— begin Available data —
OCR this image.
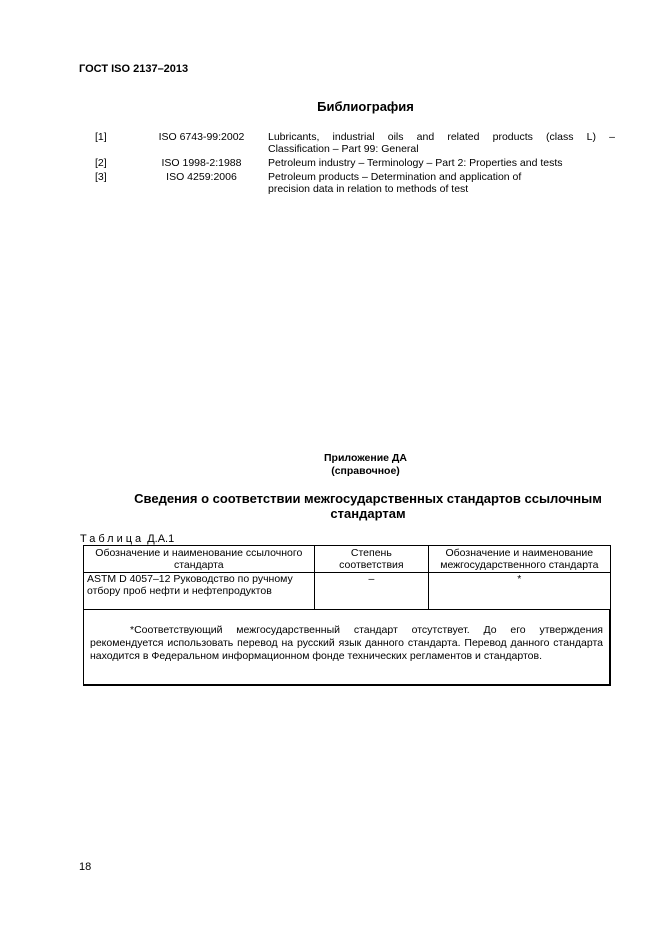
ГОСТ ISO 2137–2013
Библиография
[1]	ISO 6743-99:2002	Lubricants, industrial oils and related products (class L) –
Classification – Part 99: General
[2]	ISO 1998-2:1988	Petroleum industry – Terminology – Part 2: Properties and tests
[3]	ISO 4259:2006	Petroleum products – Determination and application of
precision data in relation to methods of test
Приложение ДА
(справочное)
Сведения о соответствии межгосударственных стандартов ссылочным стандартам
Таблица Д.А.1
Обозначение и наименование ссылочного стандарта	Степень соответствия	Обозначение и наименование межгосударственного стандарта
ASTM D 4057–12 Руководство по ручному отбору проб нефти и нефтепродуктов	–	*

*Соответствующий межгосударственный стандарт отсутствует. До его утверждения рекомендуется использовать перевод на русский язык данного стандарта. Перевод данного стандарта находится в Федеральном информационном фонде технических регламентов и стандартов.		
18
— end Available data —
Exercise: Copy each line from the records above that includes the string "Petroleum".

Task answer:
[2]	ISO 1998-2:1988	Petroleum industry – Terminology – Part 2: Properties and tests
[3]	ISO 4259:2006	Petroleum products – Determination and application of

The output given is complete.